DATA SUPPLIED –
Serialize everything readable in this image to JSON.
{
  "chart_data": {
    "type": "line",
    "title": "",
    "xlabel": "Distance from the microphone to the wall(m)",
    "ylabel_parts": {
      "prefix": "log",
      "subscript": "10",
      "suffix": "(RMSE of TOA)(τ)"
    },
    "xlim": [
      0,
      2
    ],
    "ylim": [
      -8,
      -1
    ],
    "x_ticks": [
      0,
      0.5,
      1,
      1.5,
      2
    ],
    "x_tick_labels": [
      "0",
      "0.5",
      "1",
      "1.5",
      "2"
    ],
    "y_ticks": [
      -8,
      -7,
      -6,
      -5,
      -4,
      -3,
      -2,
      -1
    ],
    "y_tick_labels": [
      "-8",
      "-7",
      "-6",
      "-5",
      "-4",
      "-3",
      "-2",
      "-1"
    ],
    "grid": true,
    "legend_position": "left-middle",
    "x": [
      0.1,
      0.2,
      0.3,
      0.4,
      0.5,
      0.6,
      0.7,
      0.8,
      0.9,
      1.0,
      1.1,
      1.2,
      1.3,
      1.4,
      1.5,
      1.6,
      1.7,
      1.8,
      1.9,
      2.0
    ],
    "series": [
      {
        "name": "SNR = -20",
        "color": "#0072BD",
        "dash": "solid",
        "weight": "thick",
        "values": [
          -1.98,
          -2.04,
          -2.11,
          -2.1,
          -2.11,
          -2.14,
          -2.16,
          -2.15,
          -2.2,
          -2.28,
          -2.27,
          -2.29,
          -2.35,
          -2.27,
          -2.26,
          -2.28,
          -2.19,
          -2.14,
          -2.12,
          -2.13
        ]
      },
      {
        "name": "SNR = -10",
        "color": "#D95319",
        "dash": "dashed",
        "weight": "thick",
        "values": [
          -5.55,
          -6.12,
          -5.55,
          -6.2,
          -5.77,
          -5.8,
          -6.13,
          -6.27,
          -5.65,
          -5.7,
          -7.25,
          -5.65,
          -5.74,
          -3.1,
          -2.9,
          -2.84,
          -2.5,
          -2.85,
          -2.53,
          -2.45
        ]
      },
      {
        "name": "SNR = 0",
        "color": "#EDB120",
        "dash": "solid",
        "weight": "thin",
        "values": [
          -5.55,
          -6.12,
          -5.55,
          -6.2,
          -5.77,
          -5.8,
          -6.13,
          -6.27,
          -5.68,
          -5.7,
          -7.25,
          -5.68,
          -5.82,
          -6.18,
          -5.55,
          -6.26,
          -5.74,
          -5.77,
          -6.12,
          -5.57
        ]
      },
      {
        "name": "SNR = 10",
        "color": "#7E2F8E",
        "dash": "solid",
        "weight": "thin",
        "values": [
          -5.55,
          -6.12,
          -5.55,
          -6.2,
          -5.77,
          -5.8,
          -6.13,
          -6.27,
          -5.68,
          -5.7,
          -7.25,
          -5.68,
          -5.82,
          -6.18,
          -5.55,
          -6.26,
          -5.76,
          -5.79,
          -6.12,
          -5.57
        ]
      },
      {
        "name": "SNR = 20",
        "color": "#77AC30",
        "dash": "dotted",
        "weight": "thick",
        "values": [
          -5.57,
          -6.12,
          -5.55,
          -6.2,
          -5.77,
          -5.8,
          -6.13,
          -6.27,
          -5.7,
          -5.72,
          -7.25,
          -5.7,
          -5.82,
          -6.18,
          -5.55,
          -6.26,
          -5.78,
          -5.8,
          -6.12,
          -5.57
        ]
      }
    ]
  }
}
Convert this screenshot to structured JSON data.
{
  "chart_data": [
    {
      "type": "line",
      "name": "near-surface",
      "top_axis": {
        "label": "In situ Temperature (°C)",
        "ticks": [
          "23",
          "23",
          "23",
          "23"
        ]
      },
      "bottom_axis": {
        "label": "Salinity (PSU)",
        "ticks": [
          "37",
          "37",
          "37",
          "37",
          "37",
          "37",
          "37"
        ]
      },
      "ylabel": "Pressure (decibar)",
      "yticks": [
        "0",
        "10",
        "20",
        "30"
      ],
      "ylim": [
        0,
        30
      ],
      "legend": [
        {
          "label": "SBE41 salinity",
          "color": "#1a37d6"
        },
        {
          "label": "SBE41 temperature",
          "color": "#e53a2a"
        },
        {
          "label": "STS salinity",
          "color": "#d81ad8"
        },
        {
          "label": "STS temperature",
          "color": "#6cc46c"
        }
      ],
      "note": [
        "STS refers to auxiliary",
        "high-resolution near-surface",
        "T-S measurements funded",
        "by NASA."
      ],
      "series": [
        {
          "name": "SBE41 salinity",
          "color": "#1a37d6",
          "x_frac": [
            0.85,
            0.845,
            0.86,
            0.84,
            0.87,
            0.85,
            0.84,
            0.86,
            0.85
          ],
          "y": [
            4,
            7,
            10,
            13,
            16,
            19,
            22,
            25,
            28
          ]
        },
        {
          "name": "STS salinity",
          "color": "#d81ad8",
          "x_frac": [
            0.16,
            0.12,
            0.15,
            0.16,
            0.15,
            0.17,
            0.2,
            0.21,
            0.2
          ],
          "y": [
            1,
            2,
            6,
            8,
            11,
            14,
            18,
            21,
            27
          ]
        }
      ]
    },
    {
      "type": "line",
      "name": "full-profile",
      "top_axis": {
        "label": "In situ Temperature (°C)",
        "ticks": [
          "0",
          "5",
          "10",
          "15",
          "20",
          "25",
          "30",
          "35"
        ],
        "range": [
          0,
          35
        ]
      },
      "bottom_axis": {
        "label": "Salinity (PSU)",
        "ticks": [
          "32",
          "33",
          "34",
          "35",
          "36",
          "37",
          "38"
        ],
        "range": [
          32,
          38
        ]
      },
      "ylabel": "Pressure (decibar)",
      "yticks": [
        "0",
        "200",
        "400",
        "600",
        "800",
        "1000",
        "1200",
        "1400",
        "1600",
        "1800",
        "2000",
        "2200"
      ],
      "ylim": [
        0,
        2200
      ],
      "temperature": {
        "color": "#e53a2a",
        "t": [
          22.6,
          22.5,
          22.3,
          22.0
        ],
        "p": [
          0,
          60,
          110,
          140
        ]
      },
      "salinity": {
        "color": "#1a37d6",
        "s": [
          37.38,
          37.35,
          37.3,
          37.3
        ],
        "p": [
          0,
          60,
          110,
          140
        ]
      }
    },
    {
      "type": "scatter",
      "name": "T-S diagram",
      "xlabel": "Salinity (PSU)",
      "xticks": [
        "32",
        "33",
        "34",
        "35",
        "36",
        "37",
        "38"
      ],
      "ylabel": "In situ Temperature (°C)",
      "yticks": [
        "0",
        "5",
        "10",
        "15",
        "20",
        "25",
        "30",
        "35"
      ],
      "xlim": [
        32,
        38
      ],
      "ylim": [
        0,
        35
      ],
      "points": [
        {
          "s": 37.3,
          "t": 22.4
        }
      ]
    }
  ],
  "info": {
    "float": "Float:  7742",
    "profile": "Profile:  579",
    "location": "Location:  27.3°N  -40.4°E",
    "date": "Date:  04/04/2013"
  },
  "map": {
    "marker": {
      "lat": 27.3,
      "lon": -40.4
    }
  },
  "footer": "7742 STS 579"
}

WHAT THE EXERCISE ASKS – Give the listing again, word for word.

TASK OUTPUT –
Serialize everything readable in this image to JSON.
{
  "chart_data": {
    "type": "line",
    "title": "",
    "xlabel": "Distance from the microphone to the wall(m)",
    "ylabel_parts": {
      "prefix": "log",
      "subscript": "10",
      "suffix": "(RMSE of TOA)(τ)"
    },
    "xlim": [
      0,
      2
    ],
    "ylim": [
      -8,
      -1
    ],
    "x_ticks": [
      0,
      0.5,
      1,
      1.5,
      2
    ],
    "x_tick_labels": [
      "0",
      "0.5",
      "1",
      "1.5",
      "2"
    ],
    "y_ticks": [
      -8,
      -7,
      -6,
      -5,
      -4,
      -3,
      -2,
      -1
    ],
    "y_tick_labels": [
      "-8",
      "-7",
      "-6",
      "-5",
      "-4",
      "-3",
      "-2",
      "-1"
    ],
    "grid": true,
    "legend_position": "left-middle",
    "x": [
      0.1,
      0.2,
      0.3,
      0.4,
      0.5,
      0.6,
      0.7,
      0.8,
      0.9,
      1.0,
      1.1,
      1.2,
      1.3,
      1.4,
      1.5,
      1.6,
      1.7,
      1.8,
      1.9,
      2.0
    ],
    "series": [
      {
        "name": "SNR = -20",
        "color": "#0072BD",
        "dash": "solid",
        "weight": "thick",
        "values": [
          -1.98,
          -2.04,
          -2.11,
          -2.1,
          -2.11,
          -2.14,
          -2.16,
          -2.15,
          -2.2,
          -2.28,
          -2.27,
          -2.29,
          -2.35,
          -2.27,
          -2.26,
          -2.28,
          -2.19,
          -2.14,
          -2.12,
          -2.13
        ]
      },
      {
        "name": "SNR = -10",
        "color": "#D95319",
        "dash": "dashed",
        "weight": "thick",
        "values": [
          -5.55,
          -6.12,
          -5.55,
          -6.2,
          -5.77,
          -5.8,
          -6.13,
          -6.27,
          -5.65,
          -5.7,
          -7.25,
          -5.65,
          -5.74,
          -3.1,
          -2.9,
          -2.84,
          -2.5,
          -2.85,
          -2.53,
          -2.45
        ]
      },
      {
        "name": "SNR = 0",
        "color": "#EDB120",
        "dash": "solid",
        "weight": "thin",
        "values": [
          -5.55,
          -6.12,
          -5.55,
          -6.2,
          -5.77,
          -5.8,
          -6.13,
          -6.27,
          -5.68,
          -5.7,
          -7.25,
          -5.68,
          -5.82,
          -6.18,
          -5.55,
          -6.26,
          -5.74,
          -5.77,
          -6.12,
          -5.57
        ]
      },
      {
        "name": "SNR = 10",
        "color": "#7E2F8E",
        "dash": "solid",
        "weight": "thin",
        "values": [
          -5.55,
          -6.12,
          -5.55,
          -6.2,
          -5.77,
          -5.8,
          -6.13,
          -6.27,
          -5.68,
          -5.7,
          -7.25,
          -5.68,
          -5.82,
          -6.18,
          -5.55,
          -6.26,
          -5.76,
          -5.79,
          -6.12,
          -5.57
        ]
      },
      {
        "name": "SNR = 20",
        "color": "#77AC30",
        "dash": "dotted",
        "weight": "thick",
        "values": [
          -5.57,
          -6.12,
          -5.55,
          -6.2,
          -5.77,
          -5.8,
          -6.13,
          -6.27,
          -5.7,
          -5.72,
          -7.25,
          -5.7,
          -5.82,
          -6.18,
          -5.55,
          -6.26,
          -5.78,
          -5.8,
          -6.12,
          -5.57
        ]
      }
    ]
  }
}
Convert this screenshot to structured JSON data.
{
  "chart_data": [
    {
      "type": "line",
      "name": "near-surface",
      "top_axis": {
        "label": "In situ Temperature (°C)",
        "ticks": [
          "23",
          "23",
          "23",
          "23"
        ]
      },
      "bottom_axis": {
        "label": "Salinity (PSU)",
        "ticks": [
          "37",
          "37",
          "37",
          "37",
          "37",
          "37",
          "37"
        ]
      },
      "ylabel": "Pressure (decibar)",
      "yticks": [
        "0",
        "10",
        "20",
        "30"
      ],
      "ylim": [
        0,
        30
      ],
      "legend": [
        {
          "label": "SBE41 salinity",
          "color": "#1a37d6"
        },
        {
          "label": "SBE41 temperature",
          "color": "#e53a2a"
        },
        {
          "label": "STS salinity",
          "color": "#d81ad8"
        },
        {
          "label": "STS temperature",
          "color": "#6cc46c"
        }
      ],
      "note": [
        "STS refers to auxiliary",
        "high-resolution near-surface",
        "T-S measurements funded",
        "by NASA."
      ],
      "series": [
        {
          "name": "SBE41 salinity",
          "color": "#1a37d6",
          "x_frac": [
            0.85,
            0.845,
            0.86,
            0.84,
            0.87,
            0.85,
            0.84,
            0.86,
            0.85
          ],
          "y": [
            4,
            7,
            10,
            13,
            16,
            19,
            22,
            25,
            28
          ]
        },
        {
          "name": "STS salinity",
          "color": "#d81ad8",
          "x_frac": [
            0.16,
            0.12,
            0.15,
            0.16,
            0.15,
            0.17,
            0.2,
            0.21,
            0.2
          ],
          "y": [
            1,
            2,
            6,
            8,
            11,
            14,
            18,
            21,
            27
          ]
        }
      ]
    },
    {
      "type": "line",
      "name": "full-profile",
      "top_axis": {
        "label": "In situ Temperature (°C)",
        "ticks": [
          "0",
          "5",
          "10",
          "15",
          "20",
          "25",
          "30",
          "35"
        ],
        "range": [
          0,
          35
        ]
      },
      "bottom_axis": {
        "label": "Salinity (PSU)",
        "ticks": [
          "32",
          "33",
          "34",
          "35",
          "36",
          "37",
          "38"
        ],
        "range": [
          32,
          38
        ]
      },
      "ylabel": "Pressure (decibar)",
      "yticks": [
        "0",
        "200",
        "400",
        "600",
        "800",
        "1000",
        "1200",
        "1400",
        "1600",
        "1800",
        "2000",
        "2200"
      ],
      "ylim": [
        0,
        2200
      ],
      "temperature": {
        "color": "#e53a2a",
        "t": [
          22.6,
          22.5,
          22.3,
          22.0
        ],
        "p": [
          0,
          60,
          110,
          140
        ]
      },
      "salinity": {
        "color": "#1a37d6",
        "s": [
          37.38,
          37.35,
          37.3,
          37.3
        ],
        "p": [
          0,
          60,
          110,
          140
        ]
      }
    },
    {
      "type": "scatter",
      "name": "T-S diagram",
      "xlabel": "Salinity (PSU)",
      "xticks": [
        "32",
        "33",
        "34",
        "35",
        "36",
        "37",
        "38"
      ],
      "ylabel": "In situ Temperature (°C)",
      "yticks": [
        "0",
        "5",
        "10",
        "15",
        "20",
        "25",
        "30",
        "35"
      ],
      "xlim": [
        32,
        38
      ],
      "ylim": [
        0,
        35
      ],
      "points": [
        {
          "s": 37.3,
          "t": 22.4
        }
      ]
    }
  ],
  "info": {
    "float": "Float:  7742",
    "profile": "Profile:  579",
    "location": "Location:  27.3°N  -40.4°E",
    "date": "Date:  04/04/2013"
  },
  "map": {
    "marker": {
      "lat": 27.3,
      "lon": -40.4
    }
  },
  "footer": "7742 STS 579"
}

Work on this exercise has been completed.